### Job
Which lines have the string "emoji"? Copy all of them from the entries below.

-- Start of Excerpted records --

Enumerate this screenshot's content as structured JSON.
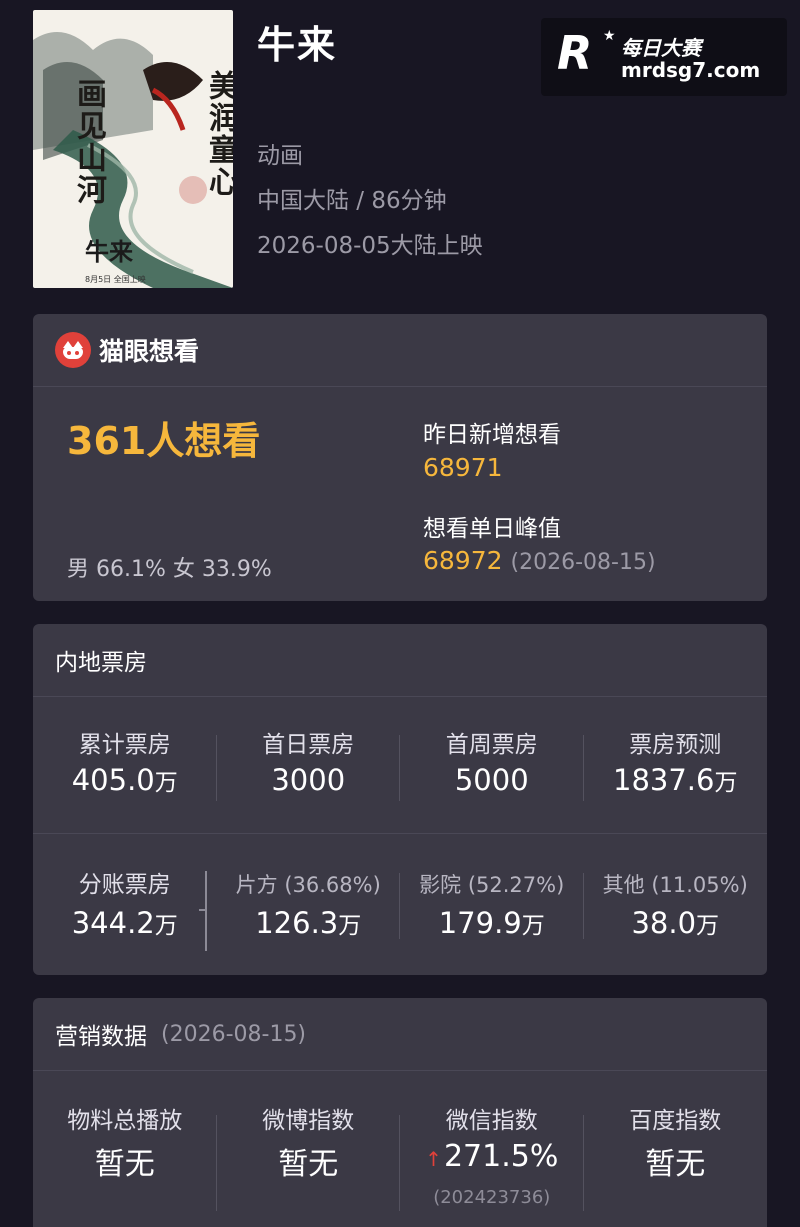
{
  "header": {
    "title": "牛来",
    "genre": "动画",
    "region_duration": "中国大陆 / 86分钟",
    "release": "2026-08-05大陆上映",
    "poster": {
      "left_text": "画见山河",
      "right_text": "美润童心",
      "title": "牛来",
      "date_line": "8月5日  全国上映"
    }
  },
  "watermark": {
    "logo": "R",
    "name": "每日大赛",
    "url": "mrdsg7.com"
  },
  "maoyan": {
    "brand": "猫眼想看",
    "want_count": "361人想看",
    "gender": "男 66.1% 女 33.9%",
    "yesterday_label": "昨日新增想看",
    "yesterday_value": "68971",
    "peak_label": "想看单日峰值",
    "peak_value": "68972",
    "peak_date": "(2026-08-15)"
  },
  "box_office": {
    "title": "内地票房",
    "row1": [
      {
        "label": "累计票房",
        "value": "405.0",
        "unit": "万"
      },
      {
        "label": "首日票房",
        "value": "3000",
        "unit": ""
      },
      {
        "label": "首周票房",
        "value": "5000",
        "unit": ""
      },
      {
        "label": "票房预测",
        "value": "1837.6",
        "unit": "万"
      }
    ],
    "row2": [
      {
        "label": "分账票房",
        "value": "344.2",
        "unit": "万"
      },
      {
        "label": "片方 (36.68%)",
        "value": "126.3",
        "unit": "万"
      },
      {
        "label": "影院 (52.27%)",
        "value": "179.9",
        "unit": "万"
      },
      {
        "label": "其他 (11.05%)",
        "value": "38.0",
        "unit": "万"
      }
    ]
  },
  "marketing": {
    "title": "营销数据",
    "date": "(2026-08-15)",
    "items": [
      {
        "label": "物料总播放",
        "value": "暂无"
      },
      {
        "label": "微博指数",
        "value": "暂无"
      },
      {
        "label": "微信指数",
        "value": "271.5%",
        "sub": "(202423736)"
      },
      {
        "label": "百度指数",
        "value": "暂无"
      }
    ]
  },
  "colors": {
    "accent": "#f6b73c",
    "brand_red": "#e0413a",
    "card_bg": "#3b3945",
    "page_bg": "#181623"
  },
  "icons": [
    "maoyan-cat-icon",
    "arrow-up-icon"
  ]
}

-- End of Excerpted records --
-- Start of Excerpted records --

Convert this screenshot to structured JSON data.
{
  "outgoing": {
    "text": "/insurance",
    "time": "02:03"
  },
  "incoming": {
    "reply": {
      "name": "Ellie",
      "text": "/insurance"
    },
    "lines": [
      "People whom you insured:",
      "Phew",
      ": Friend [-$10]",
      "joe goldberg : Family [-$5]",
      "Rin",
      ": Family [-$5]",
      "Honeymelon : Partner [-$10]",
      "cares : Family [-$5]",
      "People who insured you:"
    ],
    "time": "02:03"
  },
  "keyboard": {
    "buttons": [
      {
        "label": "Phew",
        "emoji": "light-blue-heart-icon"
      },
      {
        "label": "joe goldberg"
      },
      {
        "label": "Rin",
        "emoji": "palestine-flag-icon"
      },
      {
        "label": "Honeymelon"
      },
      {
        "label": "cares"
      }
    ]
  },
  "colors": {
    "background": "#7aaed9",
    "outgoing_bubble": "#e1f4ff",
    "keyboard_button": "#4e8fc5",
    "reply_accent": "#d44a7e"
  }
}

-- End of Excerpted records --

### Output below
        "emoji": "light-blue-heart-icon"
        "emoji": "palestine-flag-icon"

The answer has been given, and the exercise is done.